--- BEGIN DATA EXCERPTS ---

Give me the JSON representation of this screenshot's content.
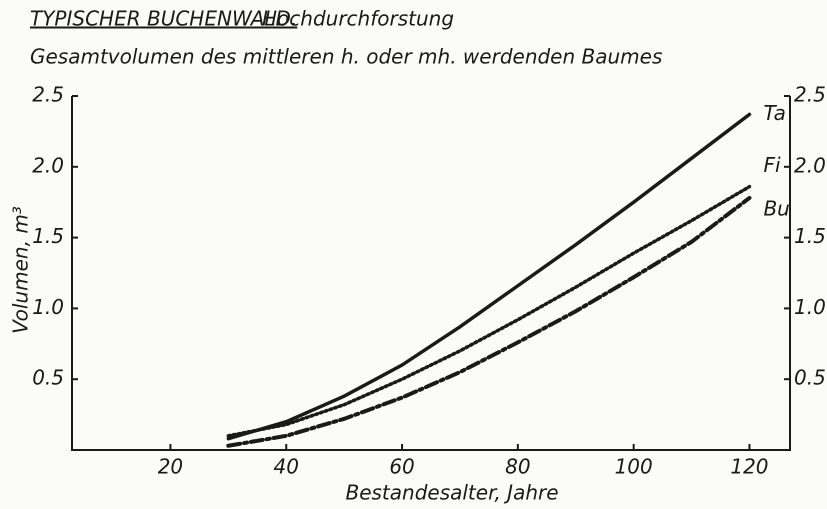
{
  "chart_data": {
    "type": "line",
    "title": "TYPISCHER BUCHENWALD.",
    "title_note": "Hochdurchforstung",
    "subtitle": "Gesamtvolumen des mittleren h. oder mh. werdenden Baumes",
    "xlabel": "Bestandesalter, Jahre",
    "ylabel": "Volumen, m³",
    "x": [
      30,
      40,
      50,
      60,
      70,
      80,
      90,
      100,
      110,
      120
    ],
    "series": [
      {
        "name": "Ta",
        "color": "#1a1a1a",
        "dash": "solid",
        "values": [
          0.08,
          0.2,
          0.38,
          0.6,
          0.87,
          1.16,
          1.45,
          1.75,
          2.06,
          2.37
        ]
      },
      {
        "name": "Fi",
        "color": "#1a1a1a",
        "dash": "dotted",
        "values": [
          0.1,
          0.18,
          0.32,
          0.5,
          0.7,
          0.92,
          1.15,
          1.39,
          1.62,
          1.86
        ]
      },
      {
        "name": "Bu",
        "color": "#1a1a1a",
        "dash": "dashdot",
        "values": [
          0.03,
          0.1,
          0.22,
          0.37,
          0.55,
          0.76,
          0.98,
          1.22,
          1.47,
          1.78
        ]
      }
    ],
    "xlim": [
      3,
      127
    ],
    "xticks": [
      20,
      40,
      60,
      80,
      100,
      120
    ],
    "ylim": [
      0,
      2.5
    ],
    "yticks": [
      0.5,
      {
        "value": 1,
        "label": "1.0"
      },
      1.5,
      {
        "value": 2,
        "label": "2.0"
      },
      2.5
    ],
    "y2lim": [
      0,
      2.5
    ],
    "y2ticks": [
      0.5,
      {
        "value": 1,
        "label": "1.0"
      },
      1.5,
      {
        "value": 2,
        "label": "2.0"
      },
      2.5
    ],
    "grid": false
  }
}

--- END DATA EXCERPTS ---

▸ DESCRIPTION OF THE TASK
Reproduce all of the data exactly; the pictures do not belong in the copy.

▸ WRITTEN REPLY
Give me the JSON representation of this screenshot's content.
{
  "chart_data": {
    "type": "line",
    "title": "TYPISCHER BUCHENWALD.",
    "title_note": "Hochdurchforstung",
    "subtitle": "Gesamtvolumen des mittleren h. oder mh. werdenden Baumes",
    "xlabel": "Bestandesalter, Jahre",
    "ylabel": "Volumen, m³",
    "x": [
      30,
      40,
      50,
      60,
      70,
      80,
      90,
      100,
      110,
      120
    ],
    "series": [
      {
        "name": "Ta",
        "color": "#1a1a1a",
        "dash": "solid",
        "values": [
          0.08,
          0.2,
          0.38,
          0.6,
          0.87,
          1.16,
          1.45,
          1.75,
          2.06,
          2.37
        ]
      },
      {
        "name": "Fi",
        "color": "#1a1a1a",
        "dash": "dotted",
        "values": [
          0.1,
          0.18,
          0.32,
          0.5,
          0.7,
          0.92,
          1.15,
          1.39,
          1.62,
          1.86
        ]
      },
      {
        "name": "Bu",
        "color": "#1a1a1a",
        "dash": "dashdot",
        "values": [
          0.03,
          0.1,
          0.22,
          0.37,
          0.55,
          0.76,
          0.98,
          1.22,
          1.47,
          1.78
        ]
      }
    ],
    "xlim": [
      3,
      127
    ],
    "xticks": [
      20,
      40,
      60,
      80,
      100,
      120
    ],
    "ylim": [
      0,
      2.5
    ],
    "yticks": [
      0.5,
      {
        "value": 1,
        "label": "1.0"
      },
      1.5,
      {
        "value": 2,
        "label": "2.0"
      },
      2.5
    ],
    "y2lim": [
      0,
      2.5
    ],
    "y2ticks": [
      0.5,
      {
        "value": 1,
        "label": "1.0"
      },
      1.5,
      {
        "value": 2,
        "label": "2.0"
      },
      2.5
    ],
    "grid": false
  }
}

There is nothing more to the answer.